> _SOURCE DATA_:
....................

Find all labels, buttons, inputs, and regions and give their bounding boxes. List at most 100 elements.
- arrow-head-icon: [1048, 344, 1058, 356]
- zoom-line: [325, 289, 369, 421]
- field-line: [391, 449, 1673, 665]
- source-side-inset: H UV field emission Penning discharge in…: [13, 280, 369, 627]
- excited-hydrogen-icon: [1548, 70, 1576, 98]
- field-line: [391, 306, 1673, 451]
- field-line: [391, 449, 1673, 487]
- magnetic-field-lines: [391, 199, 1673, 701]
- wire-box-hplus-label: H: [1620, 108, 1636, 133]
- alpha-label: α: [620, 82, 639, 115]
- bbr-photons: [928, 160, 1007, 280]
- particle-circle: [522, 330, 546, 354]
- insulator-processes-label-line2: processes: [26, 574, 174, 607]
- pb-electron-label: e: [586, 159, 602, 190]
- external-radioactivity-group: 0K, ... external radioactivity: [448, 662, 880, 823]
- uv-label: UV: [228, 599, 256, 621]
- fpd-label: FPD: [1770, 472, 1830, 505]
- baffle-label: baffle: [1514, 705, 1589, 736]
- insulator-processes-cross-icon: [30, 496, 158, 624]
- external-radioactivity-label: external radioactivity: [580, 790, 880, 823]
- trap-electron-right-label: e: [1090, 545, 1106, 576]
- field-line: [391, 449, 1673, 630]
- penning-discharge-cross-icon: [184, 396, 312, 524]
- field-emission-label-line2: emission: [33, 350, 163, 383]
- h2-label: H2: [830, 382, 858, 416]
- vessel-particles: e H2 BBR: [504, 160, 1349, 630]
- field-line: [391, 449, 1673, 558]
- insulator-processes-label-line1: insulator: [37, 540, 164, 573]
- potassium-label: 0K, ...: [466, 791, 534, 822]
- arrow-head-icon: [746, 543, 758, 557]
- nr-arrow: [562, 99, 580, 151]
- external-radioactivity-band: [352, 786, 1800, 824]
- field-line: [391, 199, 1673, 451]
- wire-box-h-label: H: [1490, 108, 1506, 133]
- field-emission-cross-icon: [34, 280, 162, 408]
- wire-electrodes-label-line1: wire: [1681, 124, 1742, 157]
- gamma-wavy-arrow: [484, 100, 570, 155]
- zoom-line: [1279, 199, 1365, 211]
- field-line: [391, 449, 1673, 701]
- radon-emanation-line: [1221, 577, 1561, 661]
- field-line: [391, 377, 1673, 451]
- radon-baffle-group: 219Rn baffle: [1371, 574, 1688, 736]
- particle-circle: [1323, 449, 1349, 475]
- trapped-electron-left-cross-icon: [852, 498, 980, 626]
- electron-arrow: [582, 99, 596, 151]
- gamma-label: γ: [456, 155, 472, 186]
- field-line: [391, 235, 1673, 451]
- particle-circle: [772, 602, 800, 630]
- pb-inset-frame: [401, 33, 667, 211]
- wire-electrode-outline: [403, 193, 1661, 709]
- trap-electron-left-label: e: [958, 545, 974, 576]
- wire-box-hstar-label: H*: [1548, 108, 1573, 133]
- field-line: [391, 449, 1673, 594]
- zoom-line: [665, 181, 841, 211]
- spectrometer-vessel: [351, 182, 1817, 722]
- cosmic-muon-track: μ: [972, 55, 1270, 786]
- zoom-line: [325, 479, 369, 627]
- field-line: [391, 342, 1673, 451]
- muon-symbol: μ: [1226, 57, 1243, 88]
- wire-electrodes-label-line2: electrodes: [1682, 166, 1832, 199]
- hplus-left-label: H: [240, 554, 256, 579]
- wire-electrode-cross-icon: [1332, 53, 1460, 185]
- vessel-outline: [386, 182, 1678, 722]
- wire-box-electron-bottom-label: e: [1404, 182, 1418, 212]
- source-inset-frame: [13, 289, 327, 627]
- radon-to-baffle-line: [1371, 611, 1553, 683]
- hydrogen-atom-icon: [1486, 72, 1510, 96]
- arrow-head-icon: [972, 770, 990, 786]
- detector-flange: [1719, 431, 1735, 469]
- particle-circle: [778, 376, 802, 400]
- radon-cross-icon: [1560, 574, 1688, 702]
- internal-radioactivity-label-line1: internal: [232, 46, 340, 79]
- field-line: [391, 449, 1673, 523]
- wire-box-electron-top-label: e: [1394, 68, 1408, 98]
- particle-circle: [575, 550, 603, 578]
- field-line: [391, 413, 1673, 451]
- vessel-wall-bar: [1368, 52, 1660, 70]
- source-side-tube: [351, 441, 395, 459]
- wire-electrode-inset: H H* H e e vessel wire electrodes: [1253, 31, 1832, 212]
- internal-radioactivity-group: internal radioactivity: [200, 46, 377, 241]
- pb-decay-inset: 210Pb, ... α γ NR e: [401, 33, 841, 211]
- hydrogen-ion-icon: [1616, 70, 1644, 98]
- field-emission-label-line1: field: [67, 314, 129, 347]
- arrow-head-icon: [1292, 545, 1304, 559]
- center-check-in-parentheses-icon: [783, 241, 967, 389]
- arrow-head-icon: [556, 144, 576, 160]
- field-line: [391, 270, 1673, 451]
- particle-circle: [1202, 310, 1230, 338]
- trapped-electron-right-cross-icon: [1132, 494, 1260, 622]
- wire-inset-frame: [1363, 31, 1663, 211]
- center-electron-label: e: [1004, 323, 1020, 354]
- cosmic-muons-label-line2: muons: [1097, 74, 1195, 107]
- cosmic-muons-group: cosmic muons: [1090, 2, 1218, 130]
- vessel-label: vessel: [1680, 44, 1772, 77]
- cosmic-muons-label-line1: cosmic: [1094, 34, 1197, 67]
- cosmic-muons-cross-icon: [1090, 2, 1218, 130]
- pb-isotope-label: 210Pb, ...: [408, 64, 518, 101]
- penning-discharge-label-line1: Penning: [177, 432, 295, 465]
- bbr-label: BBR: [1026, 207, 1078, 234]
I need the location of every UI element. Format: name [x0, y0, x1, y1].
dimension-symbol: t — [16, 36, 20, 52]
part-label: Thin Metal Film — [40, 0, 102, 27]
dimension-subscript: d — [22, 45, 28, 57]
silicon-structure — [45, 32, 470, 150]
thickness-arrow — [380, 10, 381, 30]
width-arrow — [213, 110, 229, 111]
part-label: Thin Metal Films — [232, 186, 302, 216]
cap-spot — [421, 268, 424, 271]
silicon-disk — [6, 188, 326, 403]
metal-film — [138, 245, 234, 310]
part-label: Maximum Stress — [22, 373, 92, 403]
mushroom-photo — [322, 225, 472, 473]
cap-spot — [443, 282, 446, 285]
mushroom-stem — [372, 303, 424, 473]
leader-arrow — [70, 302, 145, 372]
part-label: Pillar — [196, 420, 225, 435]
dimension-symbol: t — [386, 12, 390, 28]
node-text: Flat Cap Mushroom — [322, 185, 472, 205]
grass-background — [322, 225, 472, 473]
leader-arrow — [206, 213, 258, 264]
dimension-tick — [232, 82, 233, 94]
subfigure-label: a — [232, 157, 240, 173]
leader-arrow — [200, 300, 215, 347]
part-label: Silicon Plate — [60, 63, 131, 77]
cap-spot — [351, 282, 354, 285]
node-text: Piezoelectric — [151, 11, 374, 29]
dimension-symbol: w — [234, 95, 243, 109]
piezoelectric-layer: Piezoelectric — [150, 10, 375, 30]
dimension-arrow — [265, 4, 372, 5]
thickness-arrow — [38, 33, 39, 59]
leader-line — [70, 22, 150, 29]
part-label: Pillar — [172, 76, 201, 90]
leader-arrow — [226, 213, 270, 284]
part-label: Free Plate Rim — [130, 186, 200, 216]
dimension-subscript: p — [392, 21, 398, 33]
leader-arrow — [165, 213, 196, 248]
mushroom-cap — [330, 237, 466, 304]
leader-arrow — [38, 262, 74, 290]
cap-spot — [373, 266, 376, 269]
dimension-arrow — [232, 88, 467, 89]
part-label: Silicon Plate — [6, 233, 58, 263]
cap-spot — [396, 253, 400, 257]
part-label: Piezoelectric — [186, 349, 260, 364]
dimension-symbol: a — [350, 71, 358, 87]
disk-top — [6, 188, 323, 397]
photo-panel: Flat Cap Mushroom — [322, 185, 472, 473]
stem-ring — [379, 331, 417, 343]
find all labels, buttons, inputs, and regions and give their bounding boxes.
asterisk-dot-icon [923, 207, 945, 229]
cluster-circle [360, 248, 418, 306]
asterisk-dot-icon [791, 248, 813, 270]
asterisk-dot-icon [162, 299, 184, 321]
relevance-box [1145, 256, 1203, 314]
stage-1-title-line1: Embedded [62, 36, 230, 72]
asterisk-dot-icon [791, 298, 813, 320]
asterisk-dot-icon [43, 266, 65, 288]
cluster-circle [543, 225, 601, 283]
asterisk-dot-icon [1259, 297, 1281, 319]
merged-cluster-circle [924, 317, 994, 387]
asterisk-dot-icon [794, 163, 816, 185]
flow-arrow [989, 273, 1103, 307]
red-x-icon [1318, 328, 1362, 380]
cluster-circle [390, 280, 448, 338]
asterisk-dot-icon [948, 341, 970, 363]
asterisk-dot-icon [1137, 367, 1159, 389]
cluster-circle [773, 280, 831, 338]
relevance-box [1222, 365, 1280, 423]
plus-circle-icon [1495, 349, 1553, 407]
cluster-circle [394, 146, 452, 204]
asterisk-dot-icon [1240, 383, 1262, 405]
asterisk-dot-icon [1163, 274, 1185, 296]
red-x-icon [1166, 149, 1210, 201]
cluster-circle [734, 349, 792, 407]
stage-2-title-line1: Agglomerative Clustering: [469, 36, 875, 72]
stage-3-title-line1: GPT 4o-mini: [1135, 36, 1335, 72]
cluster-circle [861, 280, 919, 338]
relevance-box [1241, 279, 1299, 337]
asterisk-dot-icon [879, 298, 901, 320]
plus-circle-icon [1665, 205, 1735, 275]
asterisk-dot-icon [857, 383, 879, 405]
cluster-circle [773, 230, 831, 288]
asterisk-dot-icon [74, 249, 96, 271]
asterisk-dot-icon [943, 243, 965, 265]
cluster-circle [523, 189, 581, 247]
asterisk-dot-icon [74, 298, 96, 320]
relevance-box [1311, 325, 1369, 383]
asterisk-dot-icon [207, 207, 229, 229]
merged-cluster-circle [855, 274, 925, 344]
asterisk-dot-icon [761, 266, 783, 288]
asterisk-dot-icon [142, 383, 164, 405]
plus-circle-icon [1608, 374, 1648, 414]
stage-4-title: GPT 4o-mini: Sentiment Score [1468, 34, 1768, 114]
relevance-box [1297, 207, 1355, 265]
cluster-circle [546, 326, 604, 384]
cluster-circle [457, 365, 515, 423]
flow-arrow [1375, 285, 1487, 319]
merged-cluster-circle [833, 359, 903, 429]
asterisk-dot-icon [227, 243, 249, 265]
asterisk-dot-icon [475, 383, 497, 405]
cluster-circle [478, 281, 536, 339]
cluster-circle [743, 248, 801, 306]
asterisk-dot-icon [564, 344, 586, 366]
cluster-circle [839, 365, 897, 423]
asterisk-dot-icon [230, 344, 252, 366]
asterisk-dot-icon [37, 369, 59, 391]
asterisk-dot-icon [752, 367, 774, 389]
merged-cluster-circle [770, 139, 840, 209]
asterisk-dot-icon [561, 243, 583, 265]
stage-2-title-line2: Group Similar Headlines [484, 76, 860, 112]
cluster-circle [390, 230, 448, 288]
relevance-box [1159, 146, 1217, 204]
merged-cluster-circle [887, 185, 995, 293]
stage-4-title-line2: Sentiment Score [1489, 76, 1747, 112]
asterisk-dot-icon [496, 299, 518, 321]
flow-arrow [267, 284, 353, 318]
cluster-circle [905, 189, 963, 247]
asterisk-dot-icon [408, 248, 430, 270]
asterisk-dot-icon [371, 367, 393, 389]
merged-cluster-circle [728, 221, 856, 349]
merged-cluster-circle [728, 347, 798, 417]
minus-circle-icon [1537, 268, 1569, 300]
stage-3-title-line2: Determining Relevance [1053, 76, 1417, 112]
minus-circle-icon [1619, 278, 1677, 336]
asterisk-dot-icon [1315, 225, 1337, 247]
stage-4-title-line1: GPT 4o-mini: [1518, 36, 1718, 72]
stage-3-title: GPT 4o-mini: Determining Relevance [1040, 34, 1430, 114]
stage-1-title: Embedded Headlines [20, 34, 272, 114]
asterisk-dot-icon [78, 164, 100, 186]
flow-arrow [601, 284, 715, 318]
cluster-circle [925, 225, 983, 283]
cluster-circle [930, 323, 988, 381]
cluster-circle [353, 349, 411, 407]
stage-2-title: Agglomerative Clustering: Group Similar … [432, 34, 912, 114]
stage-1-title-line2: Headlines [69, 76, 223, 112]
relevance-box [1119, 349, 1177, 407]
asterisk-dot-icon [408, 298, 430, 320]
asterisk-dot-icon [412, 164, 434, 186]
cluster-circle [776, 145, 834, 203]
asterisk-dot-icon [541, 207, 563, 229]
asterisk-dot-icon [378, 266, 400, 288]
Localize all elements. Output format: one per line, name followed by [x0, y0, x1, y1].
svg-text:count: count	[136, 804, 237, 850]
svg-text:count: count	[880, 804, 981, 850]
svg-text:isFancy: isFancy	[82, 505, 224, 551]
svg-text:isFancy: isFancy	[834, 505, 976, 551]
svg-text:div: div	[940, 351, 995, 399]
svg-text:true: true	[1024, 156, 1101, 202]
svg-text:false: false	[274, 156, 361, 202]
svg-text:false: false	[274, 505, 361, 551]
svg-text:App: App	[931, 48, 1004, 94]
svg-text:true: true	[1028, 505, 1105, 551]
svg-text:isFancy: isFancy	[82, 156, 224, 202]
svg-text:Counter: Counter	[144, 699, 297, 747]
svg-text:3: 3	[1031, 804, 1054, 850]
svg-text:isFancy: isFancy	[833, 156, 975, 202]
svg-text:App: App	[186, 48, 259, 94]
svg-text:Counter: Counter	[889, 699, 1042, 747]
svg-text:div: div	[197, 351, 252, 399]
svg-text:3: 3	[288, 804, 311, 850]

....................

> _YOUR GOAL_: Copy the stretch from the first line above through the line containing "- wire-box-hplus-label: H: [1620, 108, 1636, 133]", character for character.

> _RESULT FOR THIS EXERCISE_:
Find all labels, buttons, inputs, and regions and give their bounding boxes. List at most 100 elements.
- arrow-head-icon: [1048, 344, 1058, 356]
- zoom-line: [325, 289, 369, 421]
- field-line: [391, 449, 1673, 665]
- source-side-inset: H UV field emission Penning discharge in…: [13, 280, 369, 627]
- excited-hydrogen-icon: [1548, 70, 1576, 98]
- field-line: [391, 306, 1673, 451]
- field-line: [391, 449, 1673, 487]
- magnetic-field-lines: [391, 199, 1673, 701]
- wire-box-hplus-label: H: [1620, 108, 1636, 133]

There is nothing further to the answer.